(Structured figure records)
:::::

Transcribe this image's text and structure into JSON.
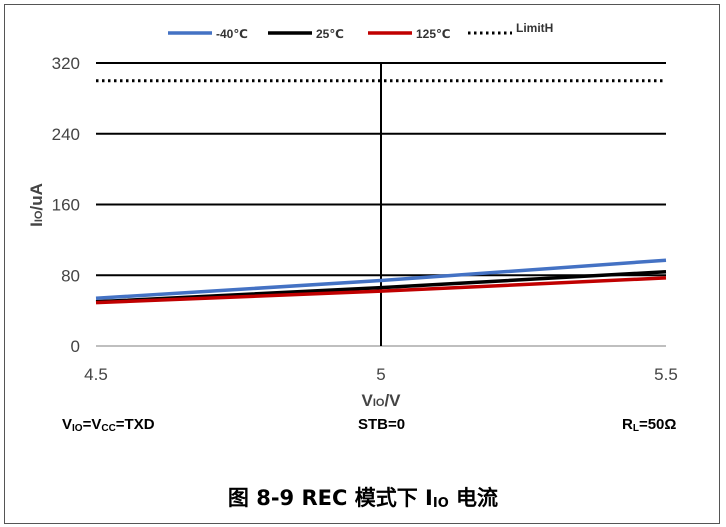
{
  "chart_data": {
    "type": "line",
    "x": [
      4.5,
      5,
      5.5
    ],
    "series": [
      {
        "name": "-40℃",
        "color": "#4472C4",
        "dash": false,
        "values": [
          54,
          74,
          97
        ]
      },
      {
        "name": "25℃",
        "color": "#000000",
        "dash": false,
        "values": [
          50,
          66,
          84
        ]
      },
      {
        "name": "125℃",
        "color": "#C00000",
        "dash": false,
        "values": [
          49,
          62,
          77
        ]
      },
      {
        "name": "LimitH",
        "color": "#000000",
        "dash": true,
        "values": [
          300,
          300,
          300
        ]
      }
    ],
    "xlabel": "VIO/V",
    "ylabel": "IIO/uA",
    "xlim": [
      4.5,
      5.5
    ],
    "ylim": [
      0,
      320
    ],
    "xticks": [
      "4.5",
      "5",
      "5.5"
    ],
    "yticks": [
      "0",
      "80",
      "160",
      "240",
      "320"
    ],
    "grid": true,
    "legend_position": "top"
  },
  "conditions": {
    "left_main": "V",
    "left_sub": "IO",
    "left_eq": "=V",
    "left_sub2": "CC",
    "left_tail": "=TXD",
    "center": "STB=0",
    "right_main": "R",
    "right_sub": "L",
    "right_tail": "=50Ω"
  },
  "caption": {
    "prefix": "图 8-9 REC 模式下 I",
    "sub": "IO",
    "suffix": " 电流"
  }
}
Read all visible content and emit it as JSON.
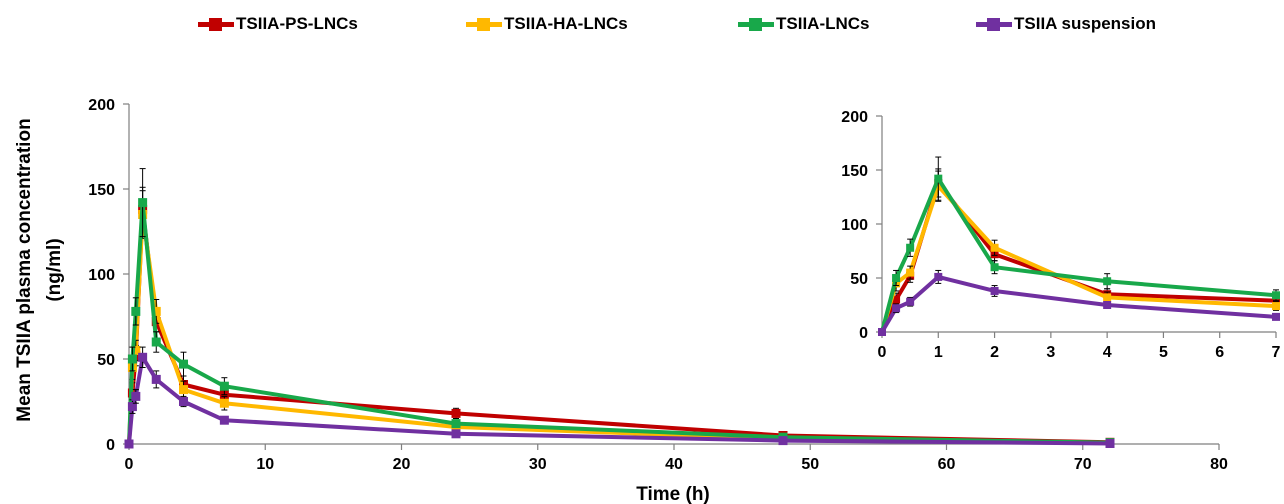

:::::

Track down every line with the word "color" and copy it.

        "color": "#4472C4",
        "color": "#000000",
        "color": "#C00000",
        "color": "#000000",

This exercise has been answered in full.